Directions:
Where a line contains the word "ylabel", copy that line in full.

Supplied entries:

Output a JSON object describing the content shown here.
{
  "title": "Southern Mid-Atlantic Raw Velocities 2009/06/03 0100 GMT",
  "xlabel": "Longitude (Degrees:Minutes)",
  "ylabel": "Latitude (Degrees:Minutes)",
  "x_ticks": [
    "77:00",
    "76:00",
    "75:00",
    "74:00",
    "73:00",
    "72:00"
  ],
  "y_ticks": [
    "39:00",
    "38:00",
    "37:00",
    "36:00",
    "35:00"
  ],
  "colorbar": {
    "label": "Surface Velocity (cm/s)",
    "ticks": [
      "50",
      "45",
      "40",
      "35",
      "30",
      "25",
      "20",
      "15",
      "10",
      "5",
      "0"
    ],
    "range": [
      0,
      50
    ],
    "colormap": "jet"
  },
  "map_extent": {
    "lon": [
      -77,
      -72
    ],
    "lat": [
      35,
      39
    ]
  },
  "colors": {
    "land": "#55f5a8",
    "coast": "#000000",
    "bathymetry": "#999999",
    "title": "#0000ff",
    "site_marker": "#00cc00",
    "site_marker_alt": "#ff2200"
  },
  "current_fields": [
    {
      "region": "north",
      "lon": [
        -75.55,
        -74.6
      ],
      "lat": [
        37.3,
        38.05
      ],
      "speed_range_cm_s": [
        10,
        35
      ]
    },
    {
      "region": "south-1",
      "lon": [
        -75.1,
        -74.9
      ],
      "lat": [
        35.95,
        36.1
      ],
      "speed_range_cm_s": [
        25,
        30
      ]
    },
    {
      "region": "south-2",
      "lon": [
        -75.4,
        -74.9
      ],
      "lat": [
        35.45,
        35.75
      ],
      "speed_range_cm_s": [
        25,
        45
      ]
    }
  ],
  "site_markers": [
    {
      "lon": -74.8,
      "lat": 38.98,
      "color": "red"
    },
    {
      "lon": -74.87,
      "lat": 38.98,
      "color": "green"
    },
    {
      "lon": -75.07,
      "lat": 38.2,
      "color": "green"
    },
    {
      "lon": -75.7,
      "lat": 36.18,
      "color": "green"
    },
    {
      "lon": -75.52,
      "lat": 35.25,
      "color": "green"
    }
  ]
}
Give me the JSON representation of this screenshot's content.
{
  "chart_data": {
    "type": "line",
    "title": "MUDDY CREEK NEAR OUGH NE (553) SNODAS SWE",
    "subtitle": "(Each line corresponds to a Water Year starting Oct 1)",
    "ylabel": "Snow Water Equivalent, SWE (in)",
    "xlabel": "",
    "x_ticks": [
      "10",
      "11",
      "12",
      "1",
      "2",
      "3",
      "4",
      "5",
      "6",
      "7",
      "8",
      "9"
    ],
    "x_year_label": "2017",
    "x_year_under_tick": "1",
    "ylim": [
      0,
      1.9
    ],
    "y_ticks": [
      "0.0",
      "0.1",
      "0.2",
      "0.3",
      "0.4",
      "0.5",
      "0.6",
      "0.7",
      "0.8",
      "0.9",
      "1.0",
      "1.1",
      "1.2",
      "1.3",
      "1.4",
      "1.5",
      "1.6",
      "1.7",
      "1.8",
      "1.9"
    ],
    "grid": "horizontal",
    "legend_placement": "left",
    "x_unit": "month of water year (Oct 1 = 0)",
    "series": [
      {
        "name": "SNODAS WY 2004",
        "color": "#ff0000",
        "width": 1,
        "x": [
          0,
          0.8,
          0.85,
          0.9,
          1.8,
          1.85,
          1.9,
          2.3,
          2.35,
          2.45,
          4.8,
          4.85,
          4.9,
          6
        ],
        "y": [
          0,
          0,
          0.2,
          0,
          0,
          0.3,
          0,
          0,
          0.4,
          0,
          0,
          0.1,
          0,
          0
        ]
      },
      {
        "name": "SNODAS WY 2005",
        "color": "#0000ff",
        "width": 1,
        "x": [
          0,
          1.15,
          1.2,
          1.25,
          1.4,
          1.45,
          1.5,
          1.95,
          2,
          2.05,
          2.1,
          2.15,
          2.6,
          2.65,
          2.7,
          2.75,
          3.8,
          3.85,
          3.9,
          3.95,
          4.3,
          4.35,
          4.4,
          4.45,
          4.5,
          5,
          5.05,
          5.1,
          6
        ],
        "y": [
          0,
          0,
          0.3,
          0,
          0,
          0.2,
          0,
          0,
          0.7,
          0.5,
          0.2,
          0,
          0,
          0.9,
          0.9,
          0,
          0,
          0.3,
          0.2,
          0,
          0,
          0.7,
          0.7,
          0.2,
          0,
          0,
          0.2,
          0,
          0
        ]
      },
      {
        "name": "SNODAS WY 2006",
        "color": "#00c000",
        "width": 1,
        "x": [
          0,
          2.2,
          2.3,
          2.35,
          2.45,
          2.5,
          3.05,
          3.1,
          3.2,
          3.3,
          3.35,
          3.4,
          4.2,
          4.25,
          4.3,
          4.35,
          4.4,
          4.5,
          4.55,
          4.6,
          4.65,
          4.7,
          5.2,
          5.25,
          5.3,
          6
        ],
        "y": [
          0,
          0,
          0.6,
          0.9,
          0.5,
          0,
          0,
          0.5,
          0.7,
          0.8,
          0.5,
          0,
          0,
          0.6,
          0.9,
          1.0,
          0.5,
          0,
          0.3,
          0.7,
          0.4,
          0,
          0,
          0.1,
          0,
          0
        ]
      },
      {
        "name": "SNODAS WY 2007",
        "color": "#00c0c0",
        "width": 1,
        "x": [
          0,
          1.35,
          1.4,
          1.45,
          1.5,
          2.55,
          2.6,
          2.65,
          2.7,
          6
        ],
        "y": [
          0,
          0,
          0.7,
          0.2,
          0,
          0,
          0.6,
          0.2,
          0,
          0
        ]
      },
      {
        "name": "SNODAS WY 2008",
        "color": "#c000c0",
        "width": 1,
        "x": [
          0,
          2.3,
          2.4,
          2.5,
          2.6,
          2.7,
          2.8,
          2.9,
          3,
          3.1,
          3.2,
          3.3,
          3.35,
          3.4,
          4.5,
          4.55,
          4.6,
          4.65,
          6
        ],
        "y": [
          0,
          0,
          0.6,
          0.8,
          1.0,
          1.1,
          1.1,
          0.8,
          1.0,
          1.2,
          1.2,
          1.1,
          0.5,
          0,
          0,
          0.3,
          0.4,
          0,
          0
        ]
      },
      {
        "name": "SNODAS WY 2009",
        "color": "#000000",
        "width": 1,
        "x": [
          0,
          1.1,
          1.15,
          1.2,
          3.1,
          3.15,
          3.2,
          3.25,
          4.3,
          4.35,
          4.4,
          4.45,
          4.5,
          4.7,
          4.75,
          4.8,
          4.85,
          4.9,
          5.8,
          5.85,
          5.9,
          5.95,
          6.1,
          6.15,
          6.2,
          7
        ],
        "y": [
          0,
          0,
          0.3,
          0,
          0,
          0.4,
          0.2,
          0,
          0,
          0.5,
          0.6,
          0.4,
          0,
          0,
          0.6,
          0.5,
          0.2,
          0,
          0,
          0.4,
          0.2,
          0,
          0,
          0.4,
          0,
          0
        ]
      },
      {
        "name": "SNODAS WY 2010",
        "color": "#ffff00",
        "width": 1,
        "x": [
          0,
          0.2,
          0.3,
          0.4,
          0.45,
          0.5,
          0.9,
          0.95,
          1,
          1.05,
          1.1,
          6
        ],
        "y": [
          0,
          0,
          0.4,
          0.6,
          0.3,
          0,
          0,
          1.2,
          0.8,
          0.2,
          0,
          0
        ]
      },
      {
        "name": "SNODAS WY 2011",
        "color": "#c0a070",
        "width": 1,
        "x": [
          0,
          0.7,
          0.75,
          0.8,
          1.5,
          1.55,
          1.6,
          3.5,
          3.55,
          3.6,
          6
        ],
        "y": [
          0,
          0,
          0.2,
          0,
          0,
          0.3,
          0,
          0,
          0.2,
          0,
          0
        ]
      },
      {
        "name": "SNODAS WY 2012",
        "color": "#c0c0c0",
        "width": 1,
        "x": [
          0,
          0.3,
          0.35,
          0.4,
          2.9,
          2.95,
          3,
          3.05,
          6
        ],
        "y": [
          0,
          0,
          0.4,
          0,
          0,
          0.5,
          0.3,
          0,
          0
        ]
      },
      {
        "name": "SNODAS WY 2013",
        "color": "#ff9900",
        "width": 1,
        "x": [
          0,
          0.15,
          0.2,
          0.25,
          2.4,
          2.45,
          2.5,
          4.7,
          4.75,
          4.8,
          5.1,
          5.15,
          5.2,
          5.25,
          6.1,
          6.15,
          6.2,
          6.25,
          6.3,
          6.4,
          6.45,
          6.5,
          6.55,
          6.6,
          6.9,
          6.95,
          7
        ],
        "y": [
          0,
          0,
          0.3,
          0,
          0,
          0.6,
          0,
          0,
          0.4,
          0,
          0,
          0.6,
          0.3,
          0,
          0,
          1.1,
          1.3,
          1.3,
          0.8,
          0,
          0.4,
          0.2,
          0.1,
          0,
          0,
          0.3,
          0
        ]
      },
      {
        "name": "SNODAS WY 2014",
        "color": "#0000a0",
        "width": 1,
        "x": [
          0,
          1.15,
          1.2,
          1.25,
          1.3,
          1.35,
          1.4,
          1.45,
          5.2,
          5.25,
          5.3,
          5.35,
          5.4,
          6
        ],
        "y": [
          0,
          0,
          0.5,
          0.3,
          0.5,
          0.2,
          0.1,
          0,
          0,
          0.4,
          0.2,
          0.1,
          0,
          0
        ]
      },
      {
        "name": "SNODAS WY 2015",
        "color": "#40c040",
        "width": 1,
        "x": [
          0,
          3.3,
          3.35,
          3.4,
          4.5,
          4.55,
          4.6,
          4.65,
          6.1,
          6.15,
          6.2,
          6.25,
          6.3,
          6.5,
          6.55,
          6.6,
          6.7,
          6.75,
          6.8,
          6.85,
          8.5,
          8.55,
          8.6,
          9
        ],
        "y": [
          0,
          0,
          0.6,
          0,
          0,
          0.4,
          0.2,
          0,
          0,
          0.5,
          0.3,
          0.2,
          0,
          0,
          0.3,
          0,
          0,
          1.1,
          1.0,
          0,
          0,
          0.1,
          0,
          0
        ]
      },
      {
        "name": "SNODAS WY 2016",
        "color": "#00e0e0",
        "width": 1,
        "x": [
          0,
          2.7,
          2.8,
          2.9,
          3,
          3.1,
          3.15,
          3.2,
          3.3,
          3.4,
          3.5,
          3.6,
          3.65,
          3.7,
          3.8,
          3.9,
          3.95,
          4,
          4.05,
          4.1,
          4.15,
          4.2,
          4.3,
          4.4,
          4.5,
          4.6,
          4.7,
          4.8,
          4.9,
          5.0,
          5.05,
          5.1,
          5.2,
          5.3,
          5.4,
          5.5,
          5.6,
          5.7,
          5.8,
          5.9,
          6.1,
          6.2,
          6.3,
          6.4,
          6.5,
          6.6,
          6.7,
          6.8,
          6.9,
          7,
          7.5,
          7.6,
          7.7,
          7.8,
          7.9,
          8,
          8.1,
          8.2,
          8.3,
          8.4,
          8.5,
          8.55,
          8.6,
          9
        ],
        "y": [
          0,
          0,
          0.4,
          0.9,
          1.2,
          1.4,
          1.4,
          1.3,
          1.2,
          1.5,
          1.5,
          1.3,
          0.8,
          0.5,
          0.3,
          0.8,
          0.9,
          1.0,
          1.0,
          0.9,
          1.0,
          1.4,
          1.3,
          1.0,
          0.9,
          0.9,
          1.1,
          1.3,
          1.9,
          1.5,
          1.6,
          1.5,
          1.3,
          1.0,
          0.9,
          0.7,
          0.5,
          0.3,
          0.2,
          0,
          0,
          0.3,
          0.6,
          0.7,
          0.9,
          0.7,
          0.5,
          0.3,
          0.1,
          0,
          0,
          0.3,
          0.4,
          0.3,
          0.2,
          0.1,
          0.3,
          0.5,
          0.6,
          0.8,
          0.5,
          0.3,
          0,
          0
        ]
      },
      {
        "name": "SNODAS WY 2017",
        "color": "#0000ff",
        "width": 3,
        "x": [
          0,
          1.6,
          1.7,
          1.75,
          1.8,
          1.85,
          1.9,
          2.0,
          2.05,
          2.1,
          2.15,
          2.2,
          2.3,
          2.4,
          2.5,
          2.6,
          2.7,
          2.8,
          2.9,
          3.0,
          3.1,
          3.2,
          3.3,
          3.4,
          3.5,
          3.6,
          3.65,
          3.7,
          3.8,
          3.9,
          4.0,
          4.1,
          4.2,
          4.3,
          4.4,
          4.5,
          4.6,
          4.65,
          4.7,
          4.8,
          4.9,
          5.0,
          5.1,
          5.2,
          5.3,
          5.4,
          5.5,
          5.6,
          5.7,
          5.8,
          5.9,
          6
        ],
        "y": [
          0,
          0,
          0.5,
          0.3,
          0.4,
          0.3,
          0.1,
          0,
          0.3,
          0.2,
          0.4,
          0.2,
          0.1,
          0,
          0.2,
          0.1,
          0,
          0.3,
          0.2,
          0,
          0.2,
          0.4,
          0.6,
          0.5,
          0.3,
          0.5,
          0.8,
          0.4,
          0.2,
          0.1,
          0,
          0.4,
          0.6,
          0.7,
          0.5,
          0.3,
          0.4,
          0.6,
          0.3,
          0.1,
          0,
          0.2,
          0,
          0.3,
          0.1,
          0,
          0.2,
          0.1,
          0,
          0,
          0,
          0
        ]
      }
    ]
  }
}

Output for this exercise:
  "ylabel": "Latitude (Degrees:Minutes)",
    "ylabel": "Snow Water Equivalent, SWE (in)",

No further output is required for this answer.